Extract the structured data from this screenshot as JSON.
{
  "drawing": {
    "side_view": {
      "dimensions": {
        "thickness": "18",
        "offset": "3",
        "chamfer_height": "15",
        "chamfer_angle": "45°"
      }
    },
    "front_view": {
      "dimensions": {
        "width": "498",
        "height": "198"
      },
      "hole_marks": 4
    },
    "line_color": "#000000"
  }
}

◆ ◆ ◆ ◆ ◆ ◆ ◆

What needs to be done »
Extract all the material, leaving every line as it is.

Result »
Extract the structured data from this screenshot as JSON.
{
  "drawing": {
    "side_view": {
      "dimensions": {
        "thickness": "18",
        "offset": "3",
        "chamfer_height": "15",
        "chamfer_angle": "45°"
      }
    },
    "front_view": {
      "dimensions": {
        "width": "498",
        "height": "198"
      },
      "hole_marks": 4
    },
    "line_color": "#000000"
  }
}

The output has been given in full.